• _WORK TO DO_
Within the material below, find each line bearing the word "icon" and present it.
==================================================
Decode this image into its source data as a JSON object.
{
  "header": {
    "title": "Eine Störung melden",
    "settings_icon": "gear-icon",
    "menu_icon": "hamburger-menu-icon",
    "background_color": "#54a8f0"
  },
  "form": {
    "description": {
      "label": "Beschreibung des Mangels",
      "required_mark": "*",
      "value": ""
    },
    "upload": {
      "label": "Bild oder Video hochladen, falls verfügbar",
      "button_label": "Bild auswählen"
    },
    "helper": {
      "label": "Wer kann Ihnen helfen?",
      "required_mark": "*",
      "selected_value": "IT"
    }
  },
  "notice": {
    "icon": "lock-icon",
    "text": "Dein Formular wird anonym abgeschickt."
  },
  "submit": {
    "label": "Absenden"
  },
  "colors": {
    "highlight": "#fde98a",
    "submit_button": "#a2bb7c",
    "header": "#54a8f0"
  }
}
==================================================
• _RESULT_
    "settings_icon": "gear-icon",
    "menu_icon": "hamburger-menu-icon",
    "icon": "lock-icon",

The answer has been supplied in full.